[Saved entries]
....
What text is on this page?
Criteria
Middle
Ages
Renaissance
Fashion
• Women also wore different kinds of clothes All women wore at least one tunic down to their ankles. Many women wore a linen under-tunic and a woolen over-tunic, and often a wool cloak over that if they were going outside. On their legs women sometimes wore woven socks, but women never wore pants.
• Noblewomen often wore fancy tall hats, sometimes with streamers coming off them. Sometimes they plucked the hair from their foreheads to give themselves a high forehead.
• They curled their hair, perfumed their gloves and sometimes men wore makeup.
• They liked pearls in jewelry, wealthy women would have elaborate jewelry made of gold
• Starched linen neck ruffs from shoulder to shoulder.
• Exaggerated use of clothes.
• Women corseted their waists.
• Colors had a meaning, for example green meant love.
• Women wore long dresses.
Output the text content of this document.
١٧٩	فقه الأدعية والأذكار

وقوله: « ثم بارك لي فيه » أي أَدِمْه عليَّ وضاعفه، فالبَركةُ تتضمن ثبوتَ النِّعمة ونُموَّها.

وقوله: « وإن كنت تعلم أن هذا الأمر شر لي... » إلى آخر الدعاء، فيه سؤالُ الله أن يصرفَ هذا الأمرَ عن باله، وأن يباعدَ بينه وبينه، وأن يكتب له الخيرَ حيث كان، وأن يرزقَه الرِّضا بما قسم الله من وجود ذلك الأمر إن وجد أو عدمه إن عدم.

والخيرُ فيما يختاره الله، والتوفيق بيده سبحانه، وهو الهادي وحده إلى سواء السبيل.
....
**TASK DESCRIPTION:** Provide all the records again, word for word.

**EXPECTED ANSWER:**
What text is on this page?
Criteria
Middle
Ages
Renaissance
Fashion
• Women also wore different kinds of clothes All women wore at least one tunic down to their ankles. Many women wore a linen under-tunic and a woolen over-tunic, and often a wool cloak over that if they were going outside. On their legs women sometimes wore woven socks, but women never wore pants.
• Noblewomen often wore fancy tall hats, sometimes with streamers coming off them. Sometimes they plucked the hair from their foreheads to give themselves a high forehead.
• They curled their hair, perfumed their gloves and sometimes men wore makeup.
• They liked pearls in jewelry, wealthy women would have elaborate jewelry made of gold
• Starched linen neck ruffs from shoulder to shoulder.
• Exaggerated use of clothes.
• Women corseted their waists.
• Colors had a meaning, for example green meant love.
• Women wore long dresses.
Output the text content of this document.
١٧٩	فقه الأدعية والأذكار

وقوله: « ثم بارك لي فيه » أي أَدِمْه عليَّ وضاعفه، فالبَركةُ تتضمن ثبوتَ النِّعمة ونُموَّها.

وقوله: « وإن كنت تعلم أن هذا الأمر شر لي... » إلى آخر الدعاء، فيه سؤالُ الله أن يصرفَ هذا الأمرَ عن باله، وأن يباعدَ بينه وبينه، وأن يكتب له الخيرَ حيث كان، وأن يرزقَه الرِّضا بما قسم الله من وجود ذلك الأمر إن وجد أو عدمه إن عدم.

والخيرُ فيما يختاره الله، والتوفيق بيده سبحانه، وهو الهادي وحده إلى سواء السبيل.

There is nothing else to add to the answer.